THE INPUT:
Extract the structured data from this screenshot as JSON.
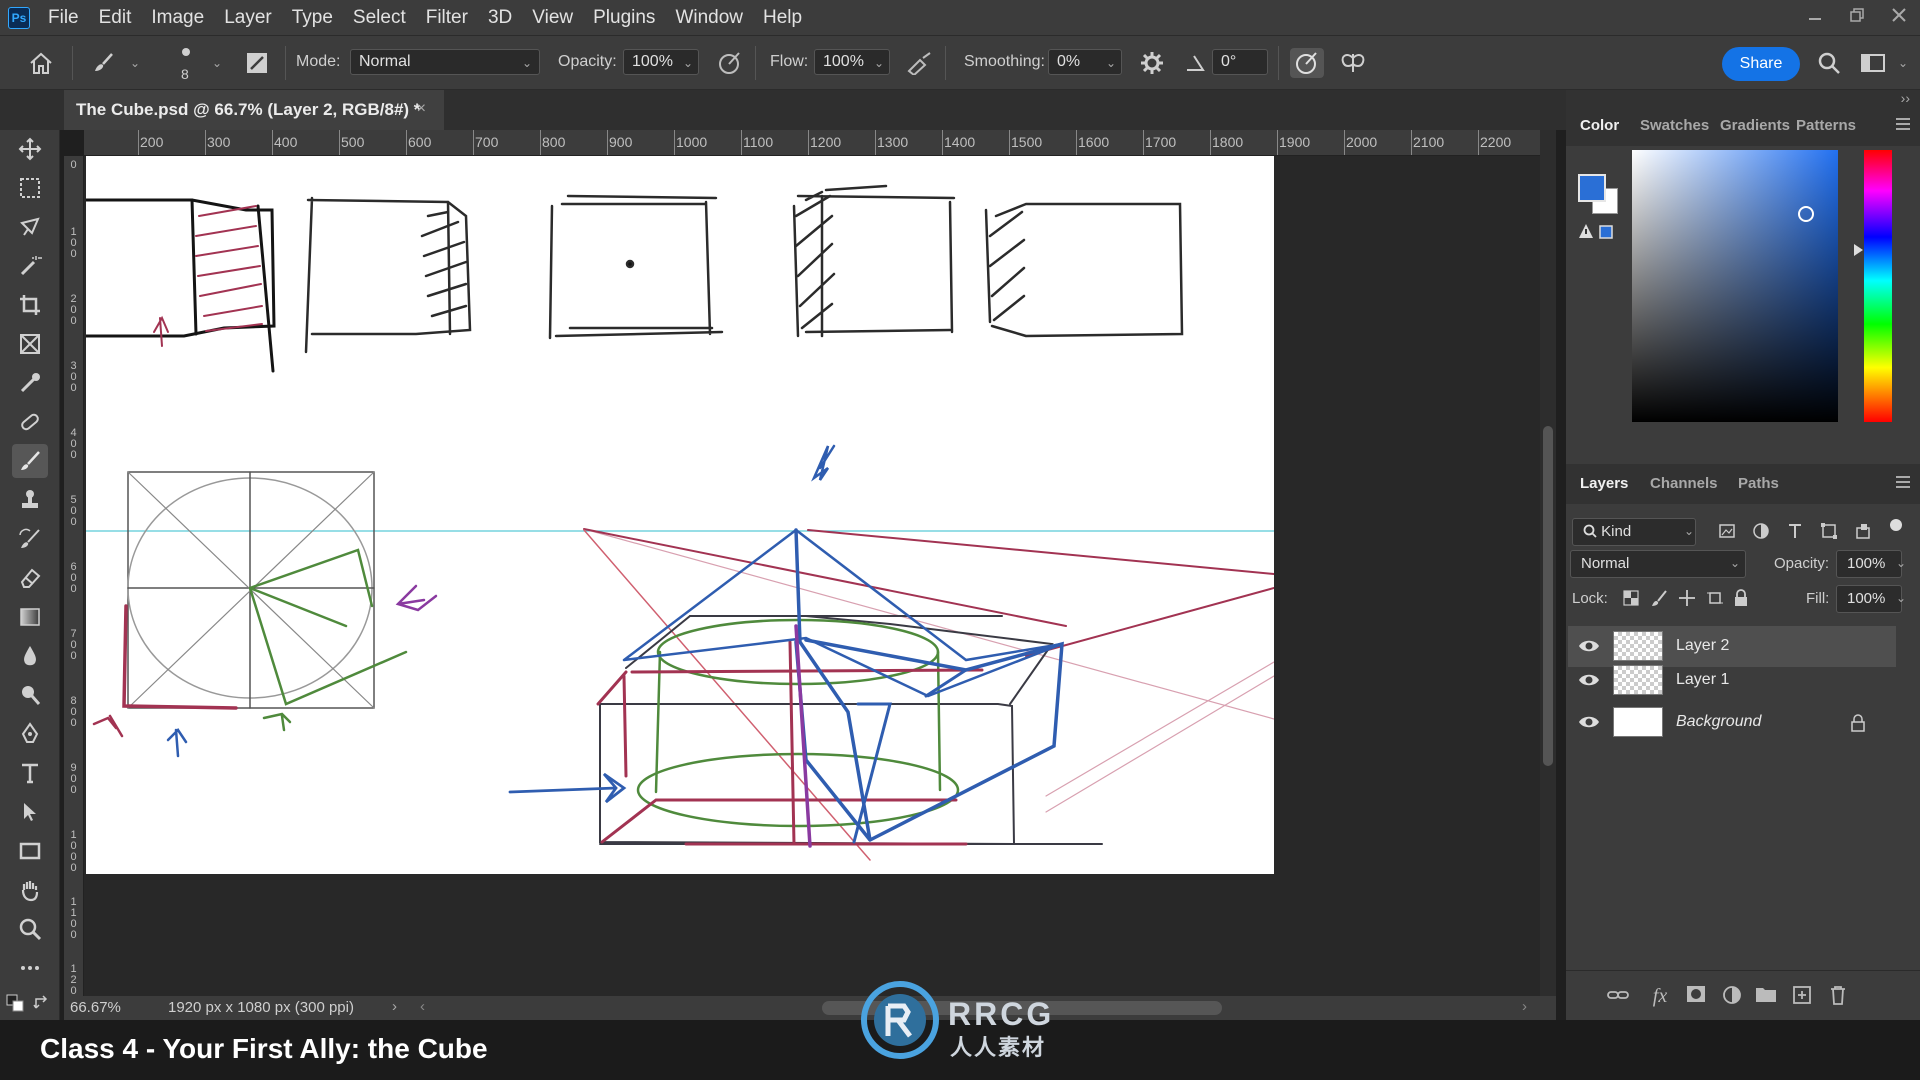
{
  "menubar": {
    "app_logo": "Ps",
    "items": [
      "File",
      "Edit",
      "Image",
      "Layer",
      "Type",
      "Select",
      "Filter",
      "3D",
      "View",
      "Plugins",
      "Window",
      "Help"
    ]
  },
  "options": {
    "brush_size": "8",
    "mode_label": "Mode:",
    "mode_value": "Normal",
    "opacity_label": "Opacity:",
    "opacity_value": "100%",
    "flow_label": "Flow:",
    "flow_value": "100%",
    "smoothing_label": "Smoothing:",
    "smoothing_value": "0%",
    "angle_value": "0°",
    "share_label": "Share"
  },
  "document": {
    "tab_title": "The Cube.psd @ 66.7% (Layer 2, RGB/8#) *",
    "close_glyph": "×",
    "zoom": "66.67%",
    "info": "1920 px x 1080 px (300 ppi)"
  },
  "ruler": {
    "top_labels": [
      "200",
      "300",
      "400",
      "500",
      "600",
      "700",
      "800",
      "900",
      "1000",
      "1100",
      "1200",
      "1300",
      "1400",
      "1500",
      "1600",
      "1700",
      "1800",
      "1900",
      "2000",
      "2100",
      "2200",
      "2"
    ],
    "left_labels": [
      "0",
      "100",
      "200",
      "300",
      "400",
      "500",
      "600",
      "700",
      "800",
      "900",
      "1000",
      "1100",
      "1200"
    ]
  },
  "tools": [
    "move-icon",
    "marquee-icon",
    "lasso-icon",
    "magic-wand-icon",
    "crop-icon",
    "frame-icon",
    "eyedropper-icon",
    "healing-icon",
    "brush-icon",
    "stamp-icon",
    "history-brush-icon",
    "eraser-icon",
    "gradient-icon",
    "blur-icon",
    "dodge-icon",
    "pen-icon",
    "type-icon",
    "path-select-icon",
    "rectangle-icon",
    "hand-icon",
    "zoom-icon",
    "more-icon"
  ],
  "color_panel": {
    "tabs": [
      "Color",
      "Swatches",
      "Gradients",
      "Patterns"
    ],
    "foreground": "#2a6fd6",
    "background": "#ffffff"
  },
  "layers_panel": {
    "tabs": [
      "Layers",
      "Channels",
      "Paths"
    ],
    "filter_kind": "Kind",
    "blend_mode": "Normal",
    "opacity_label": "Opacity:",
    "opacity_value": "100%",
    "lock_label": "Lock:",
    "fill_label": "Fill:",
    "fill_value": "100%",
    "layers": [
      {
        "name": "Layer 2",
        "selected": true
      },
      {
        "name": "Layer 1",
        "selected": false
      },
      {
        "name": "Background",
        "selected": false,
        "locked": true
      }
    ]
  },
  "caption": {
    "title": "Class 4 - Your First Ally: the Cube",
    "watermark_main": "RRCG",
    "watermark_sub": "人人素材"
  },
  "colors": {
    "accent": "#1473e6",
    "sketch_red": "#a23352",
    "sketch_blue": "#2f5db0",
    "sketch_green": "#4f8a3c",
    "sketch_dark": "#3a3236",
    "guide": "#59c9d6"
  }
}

GIVEN PROBLEM: Among the lines of the data above, determine how many contain the word "Normal". Report the number alone.

EXERCISE ANSWER: 2